• REQUIRED TASK:
Lines containing "title" are to be counted. Report the count alone.

(Rows from a figure dataset)
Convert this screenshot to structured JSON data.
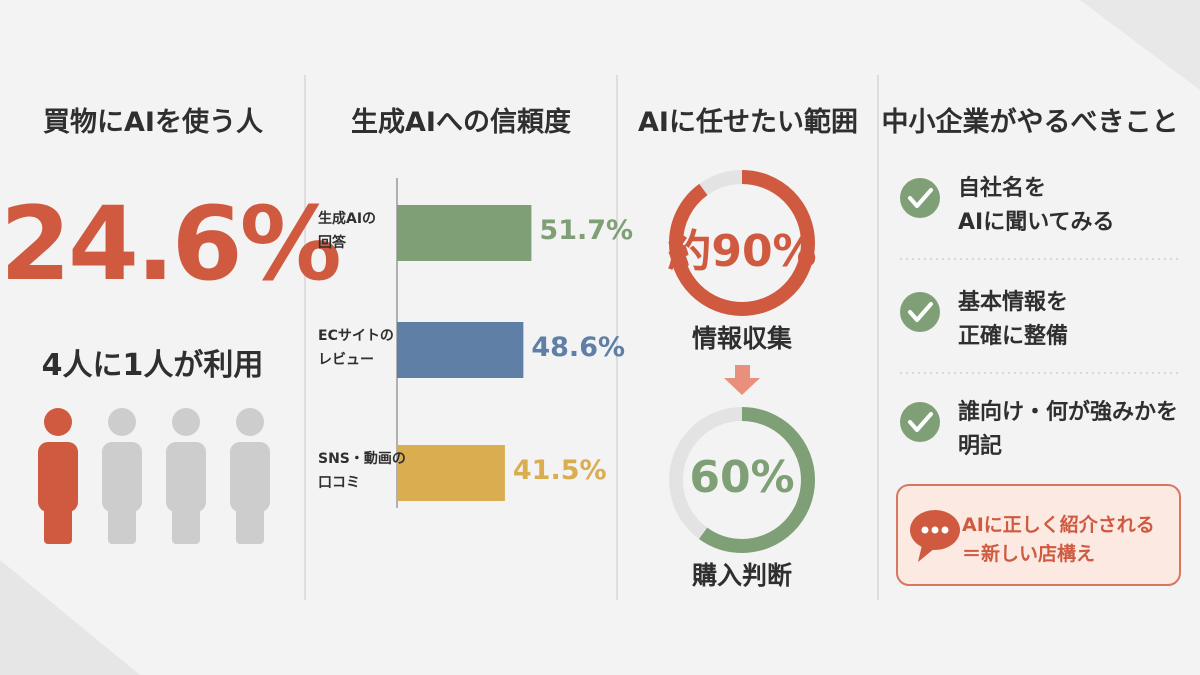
{
  "panels": {
    "usage": {
      "title": "買物にAIを使う人",
      "headline": "24.6%",
      "caption": "4人に1人が利用"
    },
    "trust": {
      "type": "bar",
      "title": "生成AIへの信頼度",
      "categories": [
        "生成AIの\n回答",
        "ECサイトの\nレビュー",
        "SNS・動画の\n口コミ"
      ],
      "values": [
        51.7,
        48.6,
        41.5
      ],
      "value_labels": [
        "51.7%",
        "48.6%",
        "41.5%"
      ],
      "colors": [
        "#7f9f76",
        "#5f7fa6",
        "#d9ad50"
      ]
    },
    "delegation": {
      "type": "donut",
      "title": "AIに任せたい範囲",
      "values": [
        90,
        60
      ],
      "value_labels": [
        "約90%",
        "60%"
      ],
      "captions": [
        "情報収集",
        "購入判断"
      ],
      "colors": [
        "#cf5a40",
        "#7f9f76"
      ]
    },
    "todo": {
      "title": "中小企業がやるべきこと",
      "items": [
        "自社名を\nAIに聞いてみる",
        "基本情報を\n正確に整備",
        "誰向け・何が強みかを\n明記"
      ],
      "callout": "AIに正しく紹介される\n＝新しい店構え"
    }
  }
}
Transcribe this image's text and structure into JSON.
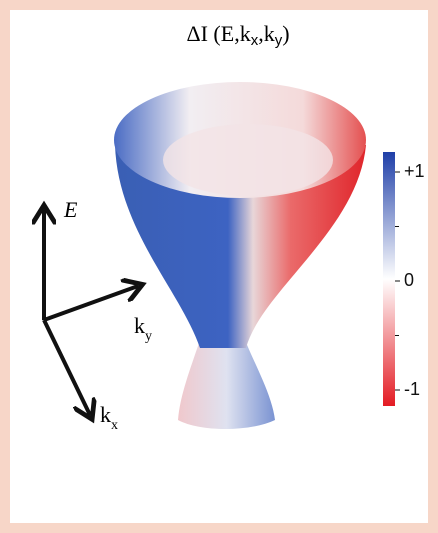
{
  "title": {
    "prefix": "ΔI (E,k",
    "sub1": "x",
    "mid": ",k",
    "sub2": "y",
    "suffix": ")"
  },
  "axes": {
    "e": "E",
    "ky": {
      "base": "k",
      "sub": "y"
    },
    "kx": {
      "base": "k",
      "sub": "x"
    }
  },
  "colorbar": {
    "ticks": [
      {
        "value": 1,
        "label": "+1"
      },
      {
        "value": 0,
        "label": "0"
      },
      {
        "value": -1,
        "label": "-1"
      }
    ]
  }
}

• OUTPUT BELOW:
5